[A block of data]
=-=-=

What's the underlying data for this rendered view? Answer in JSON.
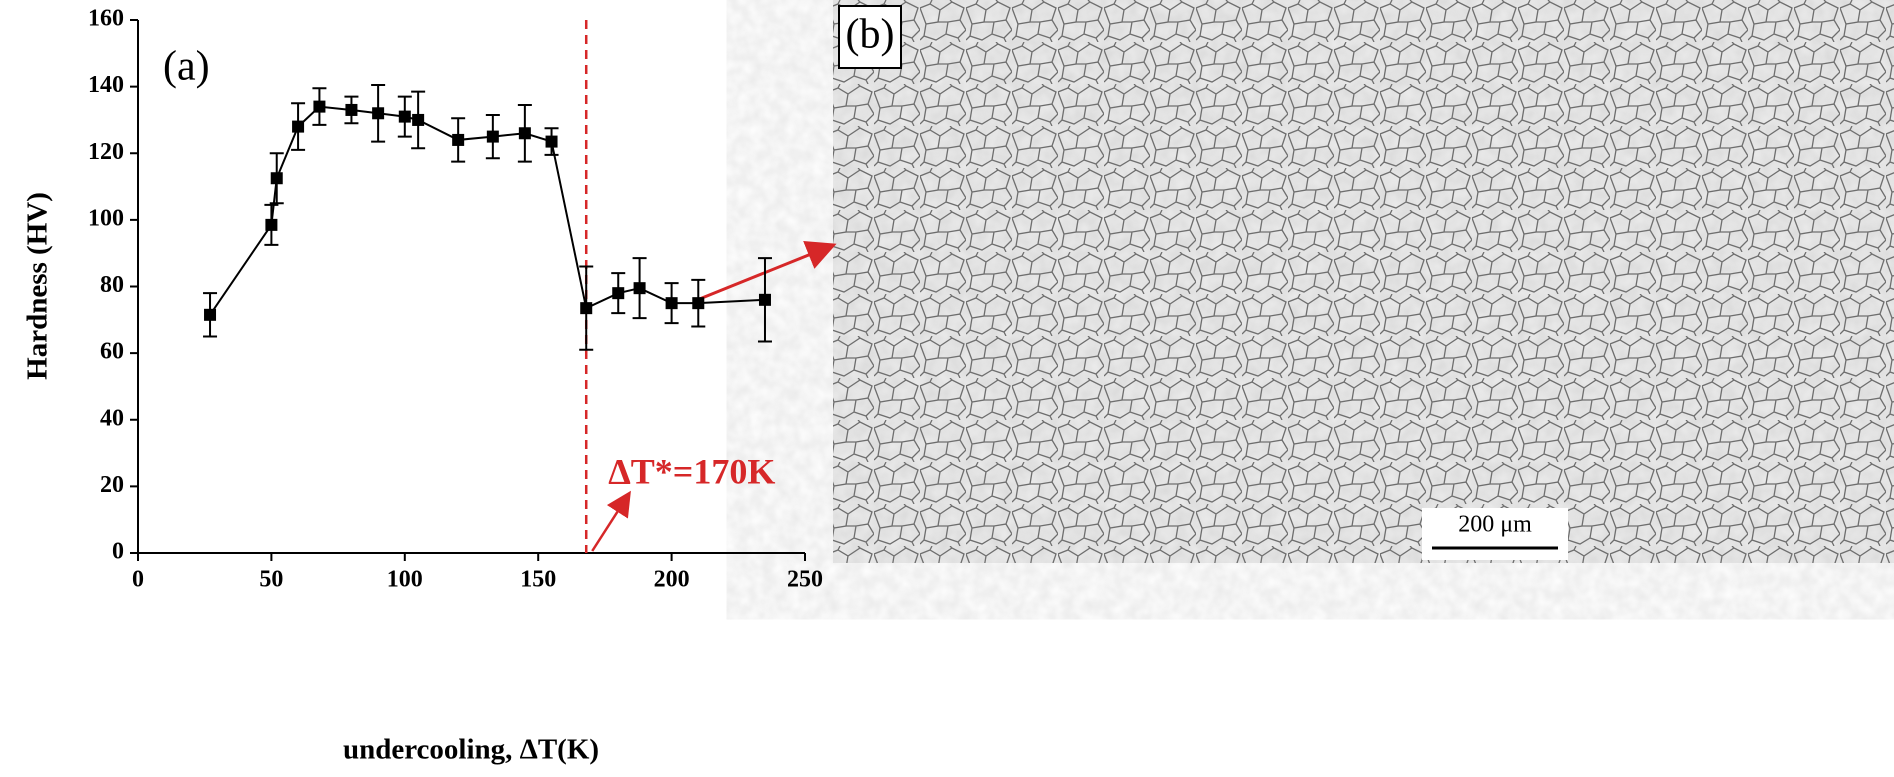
{
  "chart_data": {
    "type": "line",
    "panel_label": "(a)",
    "xlabel": "undercooling, ΔT(K)",
    "ylabel": "Hardness (HV)",
    "x": [
      27,
      50,
      52,
      60,
      68,
      80,
      90,
      100,
      105,
      120,
      133,
      145,
      155,
      168,
      180,
      188,
      200,
      210,
      235
    ],
    "series": [
      {
        "color": "#000000",
        "values": [
          71.5,
          98.5,
          112.5,
          128,
          134,
          133,
          132,
          131,
          130,
          124,
          125,
          126,
          123.5,
          73.5,
          78,
          79.5,
          75,
          75,
          76
        ],
        "errors": [
          6.5,
          6,
          7.5,
          7,
          5.5,
          4,
          8.5,
          6,
          8.5,
          6.5,
          6.5,
          8.5,
          4,
          12.5,
          6,
          9,
          6,
          7,
          12.5
        ]
      }
    ],
    "xlim": [
      0,
      250
    ],
    "ylim": [
      0,
      160
    ],
    "xticks": [
      0,
      50,
      100,
      150,
      200,
      250
    ],
    "yticks": [
      0,
      20,
      40,
      60,
      80,
      100,
      120,
      140,
      160
    ],
    "reference_line": {
      "x": 168,
      "color": "#d62728",
      "label": "ΔT*=170K"
    }
  },
  "image_panel": {
    "label": "(b)",
    "scale_bar": "200 μm"
  }
}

=-=-=

- **Exercise directions**: Write the records out again in full, exactly, and skip every picture.

- **Written response**:
What's the underlying data for this rendered view? Answer in JSON.
{
  "chart_data": {
    "type": "line",
    "panel_label": "(a)",
    "xlabel": "undercooling, ΔT(K)",
    "ylabel": "Hardness (HV)",
    "x": [
      27,
      50,
      52,
      60,
      68,
      80,
      90,
      100,
      105,
      120,
      133,
      145,
      155,
      168,
      180,
      188,
      200,
      210,
      235
    ],
    "series": [
      {
        "color": "#000000",
        "values": [
          71.5,
          98.5,
          112.5,
          128,
          134,
          133,
          132,
          131,
          130,
          124,
          125,
          126,
          123.5,
          73.5,
          78,
          79.5,
          75,
          75,
          76
        ],
        "errors": [
          6.5,
          6,
          7.5,
          7,
          5.5,
          4,
          8.5,
          6,
          8.5,
          6.5,
          6.5,
          8.5,
          4,
          12.5,
          6,
          9,
          6,
          7,
          12.5
        ]
      }
    ],
    "xlim": [
      0,
      250
    ],
    "ylim": [
      0,
      160
    ],
    "xticks": [
      0,
      50,
      100,
      150,
      200,
      250
    ],
    "yticks": [
      0,
      20,
      40,
      60,
      80,
      100,
      120,
      140,
      160
    ],
    "reference_line": {
      "x": 168,
      "color": "#d62728",
      "label": "ΔT*=170K"
    }
  },
  "image_panel": {
    "label": "(b)",
    "scale_bar": "200 μm"
  }
}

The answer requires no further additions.